## Written problem
All entries must be extracted exactly, with nothing added or dropped.

--------

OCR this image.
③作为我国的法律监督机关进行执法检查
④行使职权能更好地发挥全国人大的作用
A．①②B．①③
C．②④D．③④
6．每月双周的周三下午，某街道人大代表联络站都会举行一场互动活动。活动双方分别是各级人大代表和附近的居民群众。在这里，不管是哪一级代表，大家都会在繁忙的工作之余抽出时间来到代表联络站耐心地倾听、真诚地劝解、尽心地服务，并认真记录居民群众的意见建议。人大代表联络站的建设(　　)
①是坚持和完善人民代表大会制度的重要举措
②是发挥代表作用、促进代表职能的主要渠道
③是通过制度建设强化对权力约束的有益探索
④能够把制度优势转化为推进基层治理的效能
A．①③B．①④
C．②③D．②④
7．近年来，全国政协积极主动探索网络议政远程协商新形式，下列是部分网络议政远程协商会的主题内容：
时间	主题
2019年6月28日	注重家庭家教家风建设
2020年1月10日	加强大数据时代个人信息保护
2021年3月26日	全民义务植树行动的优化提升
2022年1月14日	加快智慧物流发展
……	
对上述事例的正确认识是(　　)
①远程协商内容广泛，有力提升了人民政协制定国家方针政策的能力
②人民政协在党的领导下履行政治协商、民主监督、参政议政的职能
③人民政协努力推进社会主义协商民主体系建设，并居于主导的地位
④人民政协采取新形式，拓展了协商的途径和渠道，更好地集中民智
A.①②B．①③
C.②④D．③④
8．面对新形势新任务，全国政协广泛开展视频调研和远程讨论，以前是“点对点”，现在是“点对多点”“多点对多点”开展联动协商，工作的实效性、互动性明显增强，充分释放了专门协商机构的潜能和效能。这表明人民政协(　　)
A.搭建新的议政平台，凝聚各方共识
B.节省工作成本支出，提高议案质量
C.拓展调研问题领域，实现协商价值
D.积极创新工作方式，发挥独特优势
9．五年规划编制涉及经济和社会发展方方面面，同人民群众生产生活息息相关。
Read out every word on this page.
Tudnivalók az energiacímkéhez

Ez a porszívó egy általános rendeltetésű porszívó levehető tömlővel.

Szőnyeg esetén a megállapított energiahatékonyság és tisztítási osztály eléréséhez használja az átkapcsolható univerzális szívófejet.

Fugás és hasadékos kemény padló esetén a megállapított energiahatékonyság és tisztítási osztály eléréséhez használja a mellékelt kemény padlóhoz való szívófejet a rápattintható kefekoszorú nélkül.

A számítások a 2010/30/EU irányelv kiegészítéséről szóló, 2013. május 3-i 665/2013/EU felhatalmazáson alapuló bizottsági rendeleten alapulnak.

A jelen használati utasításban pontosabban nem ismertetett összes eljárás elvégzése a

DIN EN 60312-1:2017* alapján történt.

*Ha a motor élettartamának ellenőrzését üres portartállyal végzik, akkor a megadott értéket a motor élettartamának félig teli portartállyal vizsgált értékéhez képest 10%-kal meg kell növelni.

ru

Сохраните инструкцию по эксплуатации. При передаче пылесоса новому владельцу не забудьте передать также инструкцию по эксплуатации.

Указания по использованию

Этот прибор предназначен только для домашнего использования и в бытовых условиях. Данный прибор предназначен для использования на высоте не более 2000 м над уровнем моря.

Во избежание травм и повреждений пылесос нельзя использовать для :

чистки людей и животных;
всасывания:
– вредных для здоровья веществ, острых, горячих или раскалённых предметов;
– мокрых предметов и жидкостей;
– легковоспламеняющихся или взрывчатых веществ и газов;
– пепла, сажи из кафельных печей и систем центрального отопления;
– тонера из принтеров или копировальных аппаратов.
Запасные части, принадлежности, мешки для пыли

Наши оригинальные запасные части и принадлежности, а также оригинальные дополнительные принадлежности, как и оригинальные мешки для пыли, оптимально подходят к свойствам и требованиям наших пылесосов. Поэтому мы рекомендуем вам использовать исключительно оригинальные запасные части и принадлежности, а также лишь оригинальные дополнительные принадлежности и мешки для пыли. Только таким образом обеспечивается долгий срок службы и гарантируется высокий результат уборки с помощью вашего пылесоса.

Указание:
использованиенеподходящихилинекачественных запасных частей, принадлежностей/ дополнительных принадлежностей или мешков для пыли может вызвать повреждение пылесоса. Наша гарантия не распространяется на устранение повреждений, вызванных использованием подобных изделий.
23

--------

## Answer for this exercise
OCR this image.
③作为我国的法律监督机关进行执法检查
④行使职权能更好地发挥全国人大的作用
A．①②B．①③
C．②④D．③④
6．每月双周的周三下午，某街道人大代表联络站都会举行一场互动活动。活动双方分别是各级人大代表和附近的居民群众。在这里，不管是哪一级代表，大家都会在繁忙的工作之余抽出时间来到代表联络站耐心地倾听、真诚地劝解、尽心地服务，并认真记录居民群众的意见建议。人大代表联络站的建设(　　)
①是坚持和完善人民代表大会制度的重要举措
②是发挥代表作用、促进代表职能的主要渠道
③是通过制度建设强化对权力约束的有益探索
④能够把制度优势转化为推进基层治理的效能
A．①③B．①④
C．②③D．②④
7．近年来，全国政协积极主动探索网络议政远程协商新形式，下列是部分网络议政远程协商会的主题内容：
时间	主题
2019年6月28日	注重家庭家教家风建设
2020年1月10日	加强大数据时代个人信息保护
2021年3月26日	全民义务植树行动的优化提升
2022年1月14日	加快智慧物流发展
……	
对上述事例的正确认识是(　　)
①远程协商内容广泛，有力提升了人民政协制定国家方针政策的能力
②人民政协在党的领导下履行政治协商、民主监督、参政议政的职能
③人民政协努力推进社会主义协商民主体系建设，并居于主导的地位
④人民政协采取新形式，拓展了协商的途径和渠道，更好地集中民智
A.①②B．①③
C.②④D．③④
8．面对新形势新任务，全国政协广泛开展视频调研和远程讨论，以前是“点对点”，现在是“点对多点”“多点对多点”开展联动协商，工作的实效性、互动性明显增强，充分释放了专门协商机构的潜能和效能。这表明人民政协(　　)
A.搭建新的议政平台，凝聚各方共识
B.节省工作成本支出，提高议案质量
C.拓展调研问题领域，实现协商价值
D.积极创新工作方式，发挥独特优势
9．五年规划编制涉及经济和社会发展方方面面，同人民群众生产生活息息相关。
Read out every word on this page.
Tudnivalók az energiacímkéhez

Ez a porszívó egy általános rendeltetésű porszívó levehető tömlővel.

Szőnyeg esetén a megállapított energiahatékonyság és tisztítási osztály eléréséhez használja az átkapcsolható univerzális szívófejet.

Fugás és hasadékos kemény padló esetén a megállapított energiahatékonyság és tisztítási osztály eléréséhez használja a mellékelt kemény padlóhoz való szívófejet a rápattintható kefekoszorú nélkül.

A számítások a 2010/30/EU irányelv kiegészítéséről szóló, 2013. május 3-i 665/2013/EU felhatalmazáson alapuló bizottsági rendeleten alapulnak.

A jelen használati utasításban pontosabban nem ismertetett összes eljárás elvégzése a

DIN EN 60312-1:2017* alapján történt.

*Ha a motor élettartamának ellenőrzését üres portartállyal végzik, akkor a megadott értéket a motor élettartamának félig teli portartállyal vizsgált értékéhez képest 10%-kal meg kell növelni.

ru

Сохраните инструкцию по эксплуатации. При передаче пылесоса новому владельцу не забудьте передать также инструкцию по эксплуатации.

Указания по использованию

Этот прибор предназначен только для домашнего использования и в бытовых условиях. Данный прибор предназначен для использования на высоте не более 2000 м над уровнем моря.

Во избежание травм и повреждений пылесос нельзя использовать для :

чистки людей и животных;
всасывания:
– вредных для здоровья веществ, острых, горячих или раскалённых предметов;
– мокрых предметов и жидкостей;
– легковоспламеняющихся или взрывчатых веществ и газов;
– пепла, сажи из кафельных печей и систем центрального отопления;
– тонера из принтеров или копировальных аппаратов.
Запасные части, принадлежности, мешки для пыли

Наши оригинальные запасные части и принадлежности, а также оригинальные дополнительные принадлежности, как и оригинальные мешки для пыли, оптимально подходят к свойствам и требованиям наших пылесосов. Поэтому мы рекомендуем вам использовать исключительно оригинальные запасные части и принадлежности, а также лишь оригинальные дополнительные принадлежности и мешки для пыли. Только таким образом обеспечивается долгий срок службы и гарантируется высокий результат уборки с помощью вашего пылесоса.

Указание:
использованиенеподходящихилинекачественных запасных частей, принадлежностей/ дополнительных принадлежностей или мешков для пыли может вызвать повреждение пылесоса. Наша гарантия не распространяется на устранение повреждений, вызванных использованием подобных изделий.
23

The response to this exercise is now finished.